TASK ITEM A –
Answer these questions from the headphone amp review:
(i) With which three phones does the review say the amp works nicely?
(ii) What two specs should phones have for the amp to be a good match?
(iii) What happens when the amp is turned on with high-sensitivity IEMs plugged in?
TASK ITEM B – Using the headphone amp review, explain in one to three sentences why the MiniBox is a poor match for efficient IEMs.
TASK ITEM C – Output the text of the headphone amp review between "It’s a good" and "to joke about.", inclusive.

It’s a good amp regarding most technical aspects – as long as your phones have rather high impedance and a low-ish sensitivity rating. There are no strict rules as to what specs phones need to work well with the MBE+. As nicely as the amp works with Sennheiser HD650, Yuin G1A, or Phonak Audéo PFE – as badly does it synergize with Ultimate Ears UE11 (or any other UE phones I tested), Shure SE530, or even something like the Sennheiser CX300.

The MiniBox is far too powerful for these efficient IEMs; one can hardly touch the volume dial before it goes to ear-splitting levels. There’s also lots of background hiss with these kinds of phones, and a dangerously loud click/pop when the amp is turned on. If it doesn’t destroy your ears, it might at least damage the IEM’s drivers. I’m serious – the “explosion” at turning the MBE+ on with high-sensitivity IEMs plugged in is nothing to joke about.

RAW DATA –
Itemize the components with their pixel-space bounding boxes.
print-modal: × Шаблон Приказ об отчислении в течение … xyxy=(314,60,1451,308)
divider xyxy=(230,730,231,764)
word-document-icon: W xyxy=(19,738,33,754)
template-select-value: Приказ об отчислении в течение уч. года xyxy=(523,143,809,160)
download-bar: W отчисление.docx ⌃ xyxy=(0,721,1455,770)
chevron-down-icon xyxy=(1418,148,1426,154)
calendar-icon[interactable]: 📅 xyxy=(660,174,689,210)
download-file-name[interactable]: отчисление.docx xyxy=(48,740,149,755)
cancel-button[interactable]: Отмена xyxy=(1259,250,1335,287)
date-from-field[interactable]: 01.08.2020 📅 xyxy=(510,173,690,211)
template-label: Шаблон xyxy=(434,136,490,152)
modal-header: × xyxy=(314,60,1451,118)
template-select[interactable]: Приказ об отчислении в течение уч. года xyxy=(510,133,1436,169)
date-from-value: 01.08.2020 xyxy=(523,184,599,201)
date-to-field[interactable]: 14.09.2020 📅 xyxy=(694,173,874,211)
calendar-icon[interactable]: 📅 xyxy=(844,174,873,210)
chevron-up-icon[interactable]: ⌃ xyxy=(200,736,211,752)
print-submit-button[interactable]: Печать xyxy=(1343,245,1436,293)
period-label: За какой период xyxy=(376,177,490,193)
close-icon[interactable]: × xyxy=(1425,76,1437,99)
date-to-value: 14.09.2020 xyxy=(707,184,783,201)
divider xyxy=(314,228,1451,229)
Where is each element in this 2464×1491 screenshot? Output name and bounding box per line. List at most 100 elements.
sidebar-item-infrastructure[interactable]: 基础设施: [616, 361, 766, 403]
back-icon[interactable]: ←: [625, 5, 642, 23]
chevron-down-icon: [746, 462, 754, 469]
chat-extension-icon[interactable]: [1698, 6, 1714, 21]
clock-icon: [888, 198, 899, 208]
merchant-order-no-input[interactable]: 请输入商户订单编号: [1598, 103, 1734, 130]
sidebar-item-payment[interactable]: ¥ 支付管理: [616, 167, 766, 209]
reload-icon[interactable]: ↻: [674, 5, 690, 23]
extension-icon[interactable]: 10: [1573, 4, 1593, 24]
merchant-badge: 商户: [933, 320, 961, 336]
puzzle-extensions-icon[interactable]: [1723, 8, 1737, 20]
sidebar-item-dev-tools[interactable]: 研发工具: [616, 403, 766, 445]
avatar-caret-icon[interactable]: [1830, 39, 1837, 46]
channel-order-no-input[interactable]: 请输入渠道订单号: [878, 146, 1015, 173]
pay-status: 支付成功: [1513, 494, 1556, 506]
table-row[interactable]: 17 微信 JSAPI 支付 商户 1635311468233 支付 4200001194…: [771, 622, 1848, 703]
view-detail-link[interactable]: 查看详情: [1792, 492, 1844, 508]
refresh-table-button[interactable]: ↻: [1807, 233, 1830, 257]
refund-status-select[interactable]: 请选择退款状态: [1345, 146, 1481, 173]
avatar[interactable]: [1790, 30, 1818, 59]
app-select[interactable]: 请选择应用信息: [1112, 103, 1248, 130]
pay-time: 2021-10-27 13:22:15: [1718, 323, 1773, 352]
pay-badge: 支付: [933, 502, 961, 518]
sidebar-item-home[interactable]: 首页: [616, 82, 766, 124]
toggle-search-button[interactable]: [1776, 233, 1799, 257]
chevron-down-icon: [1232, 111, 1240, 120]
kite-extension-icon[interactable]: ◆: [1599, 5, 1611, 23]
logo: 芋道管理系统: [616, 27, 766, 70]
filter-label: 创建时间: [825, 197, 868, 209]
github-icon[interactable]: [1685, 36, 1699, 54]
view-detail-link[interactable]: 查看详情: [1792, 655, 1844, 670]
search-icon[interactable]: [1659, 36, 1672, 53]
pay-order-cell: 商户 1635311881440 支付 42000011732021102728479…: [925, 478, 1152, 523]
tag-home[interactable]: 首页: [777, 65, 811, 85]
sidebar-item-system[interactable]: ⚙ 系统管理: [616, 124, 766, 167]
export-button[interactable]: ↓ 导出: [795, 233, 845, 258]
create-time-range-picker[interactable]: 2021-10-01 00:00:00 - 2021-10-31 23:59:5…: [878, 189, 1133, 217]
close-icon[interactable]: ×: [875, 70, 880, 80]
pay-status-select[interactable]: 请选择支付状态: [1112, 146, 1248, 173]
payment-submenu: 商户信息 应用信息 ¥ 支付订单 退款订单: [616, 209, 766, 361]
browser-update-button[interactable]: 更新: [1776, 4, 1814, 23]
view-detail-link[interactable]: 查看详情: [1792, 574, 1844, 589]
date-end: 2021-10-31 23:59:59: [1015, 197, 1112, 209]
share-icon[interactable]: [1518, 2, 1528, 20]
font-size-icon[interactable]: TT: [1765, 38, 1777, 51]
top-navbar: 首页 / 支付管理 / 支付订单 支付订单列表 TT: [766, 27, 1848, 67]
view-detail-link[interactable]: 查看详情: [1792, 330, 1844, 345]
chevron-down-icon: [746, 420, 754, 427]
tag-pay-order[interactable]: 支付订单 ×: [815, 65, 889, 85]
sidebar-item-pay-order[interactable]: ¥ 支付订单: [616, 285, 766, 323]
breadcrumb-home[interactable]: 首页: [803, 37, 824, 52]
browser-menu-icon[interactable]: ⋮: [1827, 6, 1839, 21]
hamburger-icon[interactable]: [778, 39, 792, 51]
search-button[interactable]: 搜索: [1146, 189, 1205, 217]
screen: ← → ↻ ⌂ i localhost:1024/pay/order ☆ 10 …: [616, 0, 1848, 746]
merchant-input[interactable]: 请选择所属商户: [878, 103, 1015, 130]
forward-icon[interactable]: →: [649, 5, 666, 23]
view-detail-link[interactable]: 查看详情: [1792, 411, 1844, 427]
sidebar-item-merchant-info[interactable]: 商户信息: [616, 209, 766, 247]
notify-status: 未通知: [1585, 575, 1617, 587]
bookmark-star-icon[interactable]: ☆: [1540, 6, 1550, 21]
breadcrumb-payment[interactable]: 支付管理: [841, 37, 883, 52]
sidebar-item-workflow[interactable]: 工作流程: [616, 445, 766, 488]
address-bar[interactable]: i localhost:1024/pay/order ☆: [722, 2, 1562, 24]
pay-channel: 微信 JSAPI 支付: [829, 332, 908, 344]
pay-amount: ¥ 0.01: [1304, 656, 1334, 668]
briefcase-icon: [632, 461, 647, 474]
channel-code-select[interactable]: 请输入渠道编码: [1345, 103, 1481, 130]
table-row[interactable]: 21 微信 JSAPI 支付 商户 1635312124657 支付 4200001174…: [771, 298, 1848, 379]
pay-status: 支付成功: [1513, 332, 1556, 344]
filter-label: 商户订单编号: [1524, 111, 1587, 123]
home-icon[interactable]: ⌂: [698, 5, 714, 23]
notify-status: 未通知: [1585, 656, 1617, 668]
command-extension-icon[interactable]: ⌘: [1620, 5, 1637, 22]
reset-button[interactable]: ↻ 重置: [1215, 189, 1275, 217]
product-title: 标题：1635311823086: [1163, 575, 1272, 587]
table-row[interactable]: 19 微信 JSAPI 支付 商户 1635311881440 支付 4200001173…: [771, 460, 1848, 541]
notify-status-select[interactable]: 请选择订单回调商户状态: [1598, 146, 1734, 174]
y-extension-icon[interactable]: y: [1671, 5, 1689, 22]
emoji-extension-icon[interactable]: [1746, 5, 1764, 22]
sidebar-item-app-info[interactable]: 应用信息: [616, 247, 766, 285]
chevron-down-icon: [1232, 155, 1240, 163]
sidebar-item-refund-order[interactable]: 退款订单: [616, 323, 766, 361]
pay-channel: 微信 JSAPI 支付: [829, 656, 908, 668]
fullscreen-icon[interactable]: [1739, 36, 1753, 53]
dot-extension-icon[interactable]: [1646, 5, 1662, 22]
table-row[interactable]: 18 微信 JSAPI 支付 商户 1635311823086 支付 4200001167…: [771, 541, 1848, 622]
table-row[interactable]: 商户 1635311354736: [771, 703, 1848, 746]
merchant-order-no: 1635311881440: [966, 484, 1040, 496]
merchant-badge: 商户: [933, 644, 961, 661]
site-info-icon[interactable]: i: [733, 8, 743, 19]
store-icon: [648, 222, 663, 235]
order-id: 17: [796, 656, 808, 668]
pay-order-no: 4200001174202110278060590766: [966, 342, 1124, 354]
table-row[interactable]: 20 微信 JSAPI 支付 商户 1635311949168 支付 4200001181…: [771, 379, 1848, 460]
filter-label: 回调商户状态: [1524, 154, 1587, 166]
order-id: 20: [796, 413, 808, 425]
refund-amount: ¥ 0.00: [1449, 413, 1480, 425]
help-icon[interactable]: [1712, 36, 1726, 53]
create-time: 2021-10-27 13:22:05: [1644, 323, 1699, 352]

YOUR RESPONSE A –
(i) Sennheiser HD650, Yuin G1A, and Phonak Audéo PFE.
(ii) Rather high impedance and a low-ish sensitivity rating.
(iii) There is a dangerously loud click/pop, an "explosion," that could hurt your ears or damage the IEM's drivers.

YOUR RESPONSE B – The MiniBox is far too powerful for them, so the sound gets ear-splitting almost as soon as the volume dial is touched. With these phones there is also a lot of background hiss, and a dangerously loud click/pop when the amp is switched on.

YOUR RESPONSE C –
It’s a good amp regarding most technical aspects – as long as your phones have rather high impedance and a low-ish sensitivity rating. There are no strict rules as to what specs phones need to work well with the MBE+. As nicely as the amp works with Sennheiser HD650, Yuin G1A, or Phonak Audéo PFE – as badly does it synergize with Ultimate Ears UE11 (or any other UE phones I tested), Shure SE530, or even something like the Sennheiser CX300.

The MiniBox is far too powerful for these efficient IEMs; one can hardly touch the volume dial before it goes to ear-splitting levels. There’s also lots of background hiss with these kinds of phones, and a dangerously loud click/pop when the amp is turned on. If it doesn’t destroy your ears, it might at least damage the IEM’s drivers. I’m serious – the “explosion” at turning the MBE+ on with high-sensitivity IEMs plugged in is nothing to joke about.